- [Prompt]:
Pull each line holding the word "daily" from the data.

- [Material for this exercise]:
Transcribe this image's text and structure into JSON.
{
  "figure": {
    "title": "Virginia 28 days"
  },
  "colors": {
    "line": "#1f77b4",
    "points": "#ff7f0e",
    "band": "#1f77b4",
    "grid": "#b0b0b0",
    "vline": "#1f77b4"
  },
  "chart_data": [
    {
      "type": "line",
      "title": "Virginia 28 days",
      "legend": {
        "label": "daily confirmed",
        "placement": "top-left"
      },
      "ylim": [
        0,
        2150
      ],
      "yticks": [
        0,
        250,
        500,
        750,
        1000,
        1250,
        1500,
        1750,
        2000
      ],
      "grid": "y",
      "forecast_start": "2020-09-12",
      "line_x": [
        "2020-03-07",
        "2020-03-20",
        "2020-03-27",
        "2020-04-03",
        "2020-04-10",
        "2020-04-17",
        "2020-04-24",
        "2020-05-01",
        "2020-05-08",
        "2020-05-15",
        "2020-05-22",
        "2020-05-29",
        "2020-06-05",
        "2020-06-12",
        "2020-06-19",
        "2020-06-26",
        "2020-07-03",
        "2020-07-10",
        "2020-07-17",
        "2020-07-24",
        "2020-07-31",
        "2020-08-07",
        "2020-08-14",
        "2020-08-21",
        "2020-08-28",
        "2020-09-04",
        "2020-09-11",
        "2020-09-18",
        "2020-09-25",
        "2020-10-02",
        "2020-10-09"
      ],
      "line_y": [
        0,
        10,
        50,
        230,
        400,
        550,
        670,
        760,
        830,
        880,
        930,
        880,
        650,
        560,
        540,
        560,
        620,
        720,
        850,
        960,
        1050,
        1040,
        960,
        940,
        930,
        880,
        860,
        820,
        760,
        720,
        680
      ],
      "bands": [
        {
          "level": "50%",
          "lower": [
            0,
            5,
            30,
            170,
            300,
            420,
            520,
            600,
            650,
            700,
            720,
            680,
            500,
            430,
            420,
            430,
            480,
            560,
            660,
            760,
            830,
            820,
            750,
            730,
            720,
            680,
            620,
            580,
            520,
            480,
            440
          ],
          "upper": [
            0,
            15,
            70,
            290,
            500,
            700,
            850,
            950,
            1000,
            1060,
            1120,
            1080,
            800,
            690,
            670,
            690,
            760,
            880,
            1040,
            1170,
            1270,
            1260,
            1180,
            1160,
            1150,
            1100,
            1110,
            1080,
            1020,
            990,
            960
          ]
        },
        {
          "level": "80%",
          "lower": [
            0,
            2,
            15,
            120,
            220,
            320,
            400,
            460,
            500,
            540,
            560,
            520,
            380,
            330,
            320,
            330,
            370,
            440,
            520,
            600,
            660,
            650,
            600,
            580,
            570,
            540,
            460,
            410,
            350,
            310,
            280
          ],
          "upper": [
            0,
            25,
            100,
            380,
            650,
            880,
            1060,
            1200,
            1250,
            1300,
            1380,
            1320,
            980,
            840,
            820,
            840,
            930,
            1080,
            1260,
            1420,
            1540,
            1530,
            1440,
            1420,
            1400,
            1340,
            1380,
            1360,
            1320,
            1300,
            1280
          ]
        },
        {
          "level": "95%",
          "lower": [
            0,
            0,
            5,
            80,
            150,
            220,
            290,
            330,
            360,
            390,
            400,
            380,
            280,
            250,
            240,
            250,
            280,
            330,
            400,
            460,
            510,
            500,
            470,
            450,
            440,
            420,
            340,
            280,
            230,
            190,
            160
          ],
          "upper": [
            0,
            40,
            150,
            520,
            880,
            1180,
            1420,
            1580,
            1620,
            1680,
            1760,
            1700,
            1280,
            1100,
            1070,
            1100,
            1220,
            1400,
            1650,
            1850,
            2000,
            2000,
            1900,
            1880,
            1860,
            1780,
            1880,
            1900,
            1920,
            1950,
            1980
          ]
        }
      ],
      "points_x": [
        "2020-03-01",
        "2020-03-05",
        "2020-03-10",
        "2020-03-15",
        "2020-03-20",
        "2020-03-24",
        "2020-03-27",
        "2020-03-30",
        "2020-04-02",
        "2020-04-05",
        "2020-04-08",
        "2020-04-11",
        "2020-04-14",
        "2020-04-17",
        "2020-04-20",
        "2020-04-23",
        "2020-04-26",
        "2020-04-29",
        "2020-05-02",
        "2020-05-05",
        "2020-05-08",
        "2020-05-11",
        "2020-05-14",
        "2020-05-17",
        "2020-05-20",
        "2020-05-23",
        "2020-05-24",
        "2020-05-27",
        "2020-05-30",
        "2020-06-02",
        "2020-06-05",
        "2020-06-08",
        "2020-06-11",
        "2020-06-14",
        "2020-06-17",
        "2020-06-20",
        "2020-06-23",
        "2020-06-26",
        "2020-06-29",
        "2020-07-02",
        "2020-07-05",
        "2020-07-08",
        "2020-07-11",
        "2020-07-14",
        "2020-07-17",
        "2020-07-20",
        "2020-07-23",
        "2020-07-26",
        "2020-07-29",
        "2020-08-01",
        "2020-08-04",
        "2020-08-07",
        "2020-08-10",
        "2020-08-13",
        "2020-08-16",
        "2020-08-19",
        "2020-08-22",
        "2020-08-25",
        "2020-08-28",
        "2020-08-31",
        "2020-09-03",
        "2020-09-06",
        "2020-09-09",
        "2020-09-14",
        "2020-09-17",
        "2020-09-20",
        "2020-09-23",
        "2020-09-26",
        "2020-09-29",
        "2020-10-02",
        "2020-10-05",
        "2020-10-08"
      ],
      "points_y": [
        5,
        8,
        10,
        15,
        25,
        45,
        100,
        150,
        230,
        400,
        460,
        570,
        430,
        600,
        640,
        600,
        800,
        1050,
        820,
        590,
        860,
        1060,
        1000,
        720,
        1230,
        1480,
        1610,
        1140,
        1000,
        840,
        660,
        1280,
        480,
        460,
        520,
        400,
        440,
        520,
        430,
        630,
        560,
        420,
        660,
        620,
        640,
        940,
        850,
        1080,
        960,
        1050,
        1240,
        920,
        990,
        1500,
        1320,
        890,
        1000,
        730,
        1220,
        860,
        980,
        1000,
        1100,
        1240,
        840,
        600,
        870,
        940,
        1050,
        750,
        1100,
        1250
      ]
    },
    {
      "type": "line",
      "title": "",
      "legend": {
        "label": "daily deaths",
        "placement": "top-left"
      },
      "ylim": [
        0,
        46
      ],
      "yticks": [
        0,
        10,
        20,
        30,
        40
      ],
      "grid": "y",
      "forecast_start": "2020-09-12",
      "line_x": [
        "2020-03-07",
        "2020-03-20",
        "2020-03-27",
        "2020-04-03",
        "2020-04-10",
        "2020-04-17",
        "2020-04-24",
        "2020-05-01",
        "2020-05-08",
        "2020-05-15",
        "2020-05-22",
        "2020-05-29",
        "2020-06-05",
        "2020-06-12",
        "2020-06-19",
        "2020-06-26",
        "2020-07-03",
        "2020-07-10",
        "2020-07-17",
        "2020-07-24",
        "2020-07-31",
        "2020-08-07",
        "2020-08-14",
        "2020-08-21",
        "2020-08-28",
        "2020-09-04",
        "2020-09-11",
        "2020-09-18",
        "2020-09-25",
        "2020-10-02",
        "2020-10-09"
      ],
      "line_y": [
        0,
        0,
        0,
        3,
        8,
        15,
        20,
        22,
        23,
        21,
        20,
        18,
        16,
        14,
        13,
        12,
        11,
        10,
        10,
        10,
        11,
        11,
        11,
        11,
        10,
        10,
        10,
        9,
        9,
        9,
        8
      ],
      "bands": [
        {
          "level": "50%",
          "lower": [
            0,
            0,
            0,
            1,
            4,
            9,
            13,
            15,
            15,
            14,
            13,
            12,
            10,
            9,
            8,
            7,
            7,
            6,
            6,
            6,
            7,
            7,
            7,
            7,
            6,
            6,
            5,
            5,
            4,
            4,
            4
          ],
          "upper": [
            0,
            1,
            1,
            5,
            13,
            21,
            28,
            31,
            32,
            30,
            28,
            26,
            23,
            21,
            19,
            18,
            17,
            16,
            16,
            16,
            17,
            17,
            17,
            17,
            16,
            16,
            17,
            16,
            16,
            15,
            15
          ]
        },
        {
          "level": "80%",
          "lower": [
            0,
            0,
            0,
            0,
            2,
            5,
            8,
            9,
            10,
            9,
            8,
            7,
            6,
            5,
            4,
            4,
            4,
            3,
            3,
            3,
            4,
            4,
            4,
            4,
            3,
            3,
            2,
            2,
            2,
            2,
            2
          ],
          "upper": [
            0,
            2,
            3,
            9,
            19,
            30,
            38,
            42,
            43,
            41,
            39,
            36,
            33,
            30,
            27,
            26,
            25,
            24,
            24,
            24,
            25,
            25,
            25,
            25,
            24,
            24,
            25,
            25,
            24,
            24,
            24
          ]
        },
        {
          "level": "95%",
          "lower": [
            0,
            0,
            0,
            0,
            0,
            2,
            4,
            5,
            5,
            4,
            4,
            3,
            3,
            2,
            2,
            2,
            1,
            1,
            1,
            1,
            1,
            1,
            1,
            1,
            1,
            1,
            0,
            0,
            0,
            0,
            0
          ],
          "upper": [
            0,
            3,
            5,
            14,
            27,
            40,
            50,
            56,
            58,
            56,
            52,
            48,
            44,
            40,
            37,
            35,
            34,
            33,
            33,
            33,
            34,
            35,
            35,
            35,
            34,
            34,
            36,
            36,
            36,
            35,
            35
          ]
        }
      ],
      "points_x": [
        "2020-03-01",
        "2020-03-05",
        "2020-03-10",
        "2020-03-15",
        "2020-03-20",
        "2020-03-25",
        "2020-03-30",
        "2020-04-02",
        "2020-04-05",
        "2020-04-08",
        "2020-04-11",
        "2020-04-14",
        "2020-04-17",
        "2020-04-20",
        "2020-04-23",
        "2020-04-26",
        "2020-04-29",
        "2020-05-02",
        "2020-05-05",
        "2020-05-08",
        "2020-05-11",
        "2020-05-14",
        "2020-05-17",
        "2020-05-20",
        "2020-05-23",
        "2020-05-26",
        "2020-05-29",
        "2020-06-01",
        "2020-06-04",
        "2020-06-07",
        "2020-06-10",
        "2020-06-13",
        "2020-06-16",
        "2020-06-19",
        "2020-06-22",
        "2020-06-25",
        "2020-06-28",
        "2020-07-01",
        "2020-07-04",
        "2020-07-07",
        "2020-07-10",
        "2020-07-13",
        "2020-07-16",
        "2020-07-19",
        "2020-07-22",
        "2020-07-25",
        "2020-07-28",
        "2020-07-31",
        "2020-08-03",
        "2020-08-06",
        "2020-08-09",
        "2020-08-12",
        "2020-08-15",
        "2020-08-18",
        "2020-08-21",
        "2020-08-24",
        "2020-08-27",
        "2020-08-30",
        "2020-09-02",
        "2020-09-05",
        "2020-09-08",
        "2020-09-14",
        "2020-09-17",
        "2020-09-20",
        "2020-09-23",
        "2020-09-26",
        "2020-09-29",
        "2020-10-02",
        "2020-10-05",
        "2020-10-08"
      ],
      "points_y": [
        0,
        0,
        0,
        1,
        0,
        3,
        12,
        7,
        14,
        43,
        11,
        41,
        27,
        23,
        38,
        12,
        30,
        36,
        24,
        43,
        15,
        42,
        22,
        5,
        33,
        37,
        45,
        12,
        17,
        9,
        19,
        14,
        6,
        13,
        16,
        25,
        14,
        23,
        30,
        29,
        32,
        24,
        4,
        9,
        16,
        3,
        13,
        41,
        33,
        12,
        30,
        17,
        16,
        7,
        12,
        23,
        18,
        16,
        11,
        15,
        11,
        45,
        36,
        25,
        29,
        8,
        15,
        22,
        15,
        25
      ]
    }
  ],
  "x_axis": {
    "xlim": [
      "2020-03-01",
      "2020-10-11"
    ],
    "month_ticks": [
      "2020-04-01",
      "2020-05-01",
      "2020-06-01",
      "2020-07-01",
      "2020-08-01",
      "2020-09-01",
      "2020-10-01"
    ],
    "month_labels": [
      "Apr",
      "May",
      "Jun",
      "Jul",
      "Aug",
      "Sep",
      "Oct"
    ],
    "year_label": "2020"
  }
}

- [The reply]:
        "label": "daily confirmed",
        "label": "daily deaths",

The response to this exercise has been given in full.